▶ Instructions for the task
Make an exact copy of the entries below with the pictures removed.

▶ Supplied records
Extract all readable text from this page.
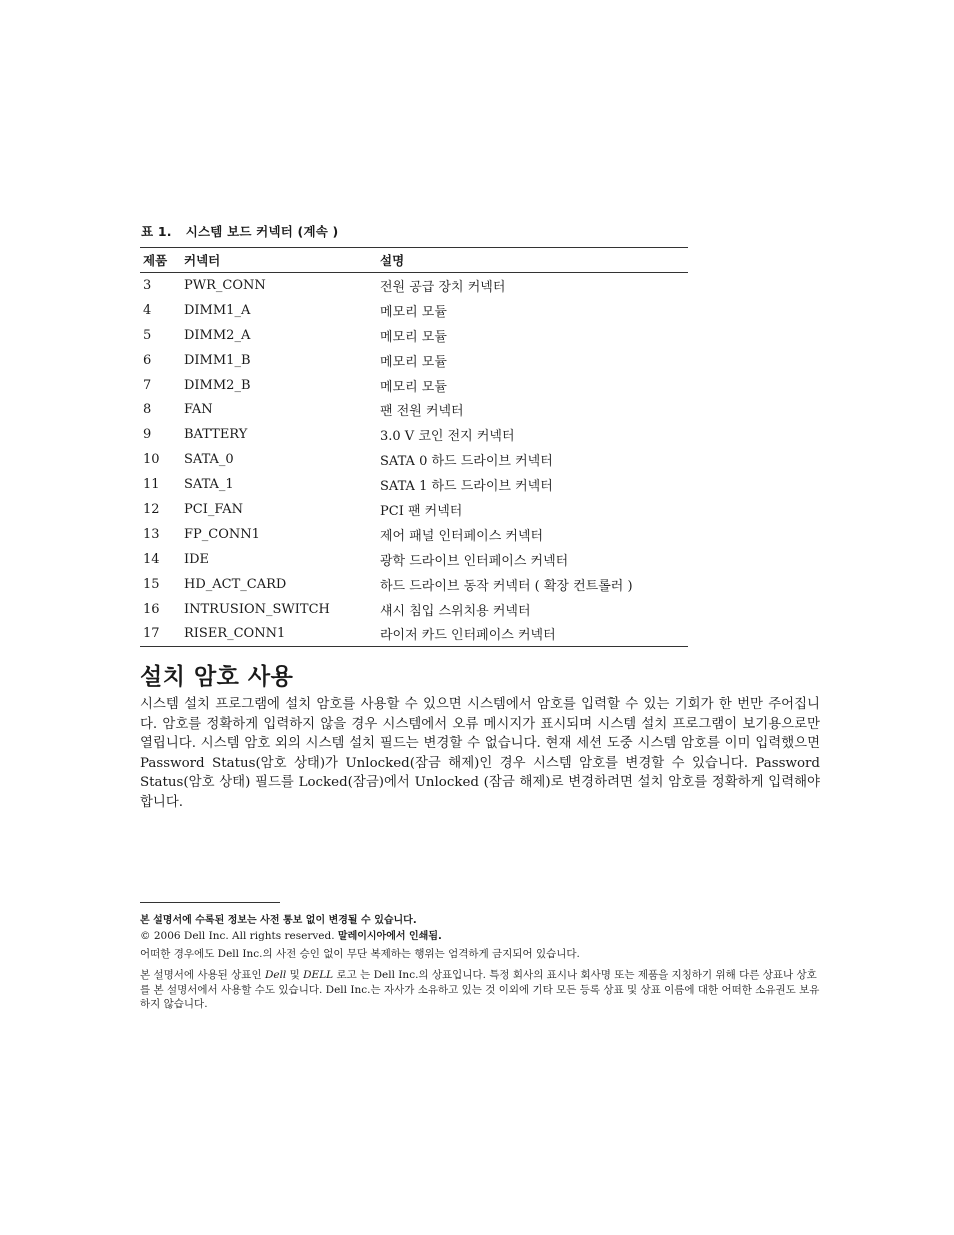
표 1. 시스템 보드 커넥터 (계속 )
제품	커넥터	설명
3	PWR_CONN	전원 공급 장치 커넥터
4	DIMM1_A	메모리 모듈
5	DIMM2_A	메모리 모듈
6	DIMM1_B	메모리 모듈
7	DIMM2_B	메모리 모듈
8	FAN	팬 전원 커넥터
9	BATTERY	3.0 V 코인 전지 커넥터
10	SATA_0	SATA 0 하드 드라이브 커넥터
11	SATA_1	SATA 1 하드 드라이브 커넥터
12	PCI_FAN	PCI 팬 커넥터
13	FP_CONN1	제어 패널 인터페이스 커넥터
14	IDE	광학 드라이브 인터페이스 커넥터
15	HD_ACT_CARD	하드 드라이브 동작 커넥터 ( 확장 컨트롤러 )
16	INTRUSION_SWITCH	섀시 침입 스위치용 커넥터
17	RISER_CONN1	라이저 카드 인터페이스 커넥터
설치 암호 사용

시스템 설치 프로그램에 설치 암호를 사용할 수 있으면 시스템에서 암호를 입력할 수 있는 기회가 한 번만 주어집니다. 암호를 정확하게 입력하지 않을 경우 시스템에서 오류 메시지가 표시되며 시스템 설치 프로그램이 보기용으로만 열립니다. 시스템 암호 외의 시스템 설치 필드는 변경할 수 없습니다. 현재 세션 도중 시스템 암호를 이미 입력했으면 Password Status(암호 상태)가 Unlocked(잠금 해제)인 경우 시스템 암호를 변경할 수 있습니다. Password Status(암호 상태) 필드를 Locked(잠금)에서 Unlocked (잠금 해제)로 변경하려면 설치 암호를 정확하게 입력해야 합니다.

본 설명서에 수록된 정보는 사전 통보 없이 변경될 수 있습니다.

© 2006 Dell Inc. All rights reserved. 말레이시아에서 인쇄됨.

어떠한 경우에도 Dell Inc.의 사전 승인 없이 무단 복제하는 행위는 엄격하게 금지되어 있습니다.

본 설명서에 사용된 상표인 Dell 및 DELL 로고 는 Dell Inc.의 상표입니다. 특정 회사의 표시나 회사명 또는 제품을 지칭하기 위해 다른 상표나 상호를 본 설명서에서 사용할 수도 있습니다. Dell Inc.는 자사가 소유하고 있는 것 이외에 기타 모든 등록 상표 및 상표 이름에 대한 어떠한 소유권도 보유하지 않습니다.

▶ Worked answer
Extract all readable text from this page.
표 1. 시스템 보드 커넥터 (계속 )
제품	커넥터	설명
3	PWR_CONN	전원 공급 장치 커넥터
4	DIMM1_A	메모리 모듈
5	DIMM2_A	메모리 모듈
6	DIMM1_B	메모리 모듈
7	DIMM2_B	메모리 모듈
8	FAN	팬 전원 커넥터
9	BATTERY	3.0 V 코인 전지 커넥터
10	SATA_0	SATA 0 하드 드라이브 커넥터
11	SATA_1	SATA 1 하드 드라이브 커넥터
12	PCI_FAN	PCI 팬 커넥터
13	FP_CONN1	제어 패널 인터페이스 커넥터
14	IDE	광학 드라이브 인터페이스 커넥터
15	HD_ACT_CARD	하드 드라이브 동작 커넥터 ( 확장 컨트롤러 )
16	INTRUSION_SWITCH	섀시 침입 스위치용 커넥터
17	RISER_CONN1	라이저 카드 인터페이스 커넥터
설치 암호 사용

시스템 설치 프로그램에 설치 암호를 사용할 수 있으면 시스템에서 암호를 입력할 수 있는 기회가 한 번만 주어집니다. 암호를 정확하게 입력하지 않을 경우 시스템에서 오류 메시지가 표시되며 시스템 설치 프로그램이 보기용으로만 열립니다. 시스템 암호 외의 시스템 설치 필드는 변경할 수 없습니다. 현재 세션 도중 시스템 암호를 이미 입력했으면 Password Status(암호 상태)가 Unlocked(잠금 해제)인 경우 시스템 암호를 변경할 수 있습니다. Password Status(암호 상태) 필드를 Locked(잠금)에서 Unlocked (잠금 해제)로 변경하려면 설치 암호를 정확하게 입력해야 합니다.

본 설명서에 수록된 정보는 사전 통보 없이 변경될 수 있습니다.

© 2006 Dell Inc. All rights reserved. 말레이시아에서 인쇄됨.

어떠한 경우에도 Dell Inc.의 사전 승인 없이 무단 복제하는 행위는 엄격하게 금지되어 있습니다.

본 설명서에 사용된 상표인 Dell 및 DELL 로고 는 Dell Inc.의 상표입니다. 특정 회사의 표시나 회사명 또는 제품을 지칭하기 위해 다른 상표나 상호를 본 설명서에서 사용할 수도 있습니다. Dell Inc.는 자사가 소유하고 있는 것 이외에 기타 모든 등록 상표 및 상표 이름에 대한 어떠한 소유권도 보유하지 않습니다.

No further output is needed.